Would it be possible to write out each entry below exactly, without the pictures?
⟨
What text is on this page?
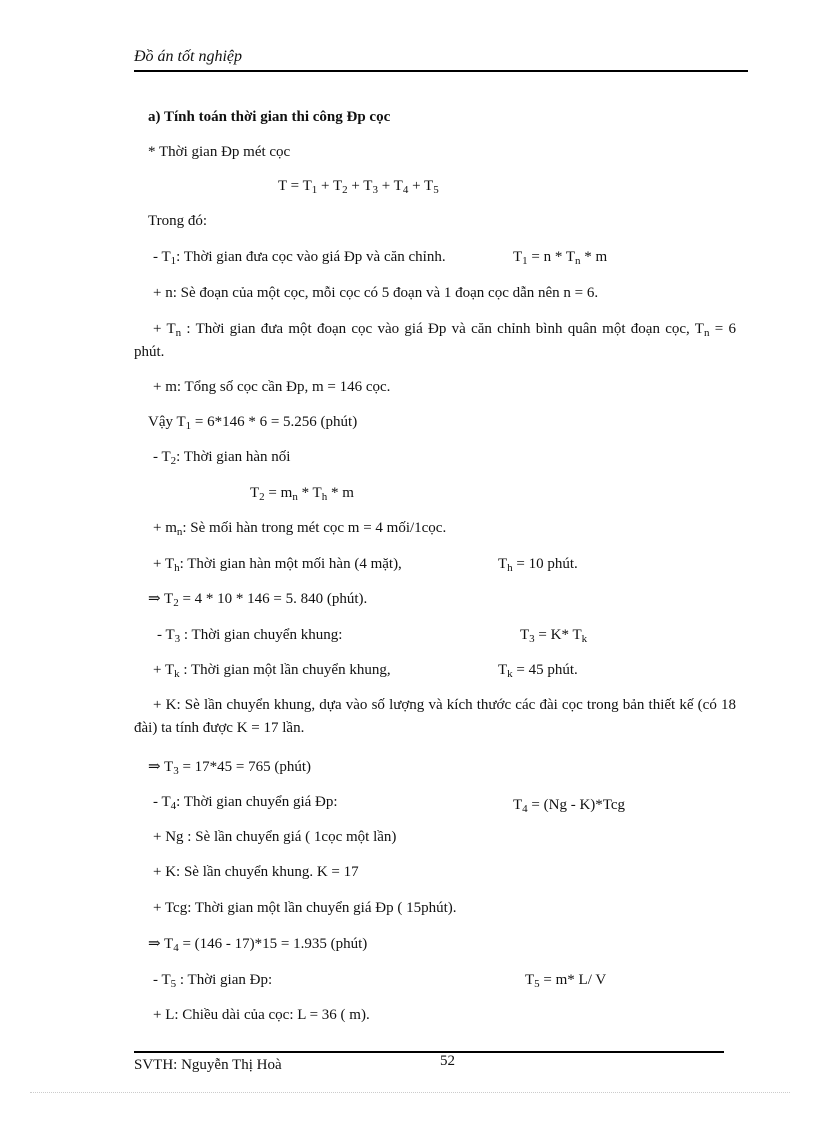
Đồ án tốt nghiệp
a) Tính toán thời gian thi công Đp cọc
* Thời gian Đp mét cọc
$T = T_1 + T_2 + T_3 + T_4 + T_5$
Trong đó:
- $T_1$: Thời gian đưa cọc vào giá Đp và căn chỉnh.	$T_1 = n * T_n * m$
+ n: Sè đoạn của một cọc, mỗi cọc có 5 đoạn và 1 đoạn cọc dẫn nên n = 6.
+ $T_n$ : Thời gian đưa một đoạn cọc vào giá Đp và căn chỉnh bình quân một đoạn cọc, $T_n = 6$ phút.
+ m: Tổng số cọc cần Đp, m = 146 cọc.
Vậy $T_1 = 6*146 * 6 = 5.256$ (phút)
- $T_2$: Thời gian hàn nối
$T_2 = m_n * T_h * m$
+ $m_n$: Sè mối hàn trong mét cọc m = 4 mối/1cọc.
+ $T_h$: Thời gian hàn một mối hàn (4 mặt),	$T_h = 10$ phút.
⇒ $T_2 = 4 * 10 * 146 = 5$. 840 (phút).
- $T_3$ : Thời gian chuyển khung:	$T_3 = K*$ $T_k$
+ $T_k$ : Thời gian một lần chuyển khung,	$T_k = 45$ phút.
+ K: Sè lần chuyển khung, dựa vào số lượng và kích thước các đài cọc trong bản thiết kế (có 18 đài) ta tính được K = 17 lần.
⇒ $T_3 = 17*45 = 765$ (phút)
- $T_4$: Thời gian chuyển giá Đp:	$T_4 = (Ng - K)*Tcg$
+ Ng : Sè lần chuyển giá ( 1cọc một lần)
+ K: Sè lần chuyển khung. K = 17
+ Tcg: Thời gian một lần chuyển giá Đp ( 15phút).
⇒ $T_4 = (146 - 17)*15 = 1.935$ (phút)
- $T_5$ : Thời gian Đp:	$T_5 = m*$ L/ V
+ L: Chiều dài của cọc: L = 36 ( m).
SVTH: Nguyễn Thị Hoà	52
⟩
• **Correct result**
What text is on this page?
Đồ án tốt nghiệp
a) Tính toán thời gian thi công Đp cọc
* Thời gian Đp mét cọc
$T = T_1 + T_2 + T_3 + T_4 + T_5$
Trong đó:
- $T_1$: Thời gian đưa cọc vào giá Đp và căn chỉnh.	$T_1 = n * T_n * m$
+ n: Sè đoạn của một cọc, mỗi cọc có 5 đoạn và 1 đoạn cọc dẫn nên n = 6.
+ $T_n$ : Thời gian đưa một đoạn cọc vào giá Đp và căn chỉnh bình quân một đoạn cọc, $T_n = 6$ phút.
+ m: Tổng số cọc cần Đp, m = 146 cọc.
Vậy $T_1 = 6*146 * 6 = 5.256$ (phút)
- $T_2$: Thời gian hàn nối
$T_2 = m_n * T_h * m$
+ $m_n$: Sè mối hàn trong mét cọc m = 4 mối/1cọc.
+ $T_h$: Thời gian hàn một mối hàn (4 mặt),	$T_h = 10$ phút.
⇒ $T_2 = 4 * 10 * 146 = 5$. 840 (phút).
- $T_3$ : Thời gian chuyển khung:	$T_3 = K*$ $T_k$
+ $T_k$ : Thời gian một lần chuyển khung,	$T_k = 45$ phút.
+ K: Sè lần chuyển khung, dựa vào số lượng và kích thước các đài cọc trong bản thiết kế (có 18 đài) ta tính được K = 17 lần.
⇒ $T_3 = 17*45 = 765$ (phút)
- $T_4$: Thời gian chuyển giá Đp:	$T_4 = (Ng - K)*Tcg$
+ Ng : Sè lần chuyển giá ( 1cọc một lần)
+ K: Sè lần chuyển khung. K = 17
+ Tcg: Thời gian một lần chuyển giá Đp ( 15phút).
⇒ $T_4 = (146 - 17)*15 = 1.935$ (phút)
- $T_5$ : Thời gian Đp:	$T_5 = m*$ L/ V
+ L: Chiều dài của cọc: L = 36 ( m).
SVTH: Nguyễn Thị Hoà	52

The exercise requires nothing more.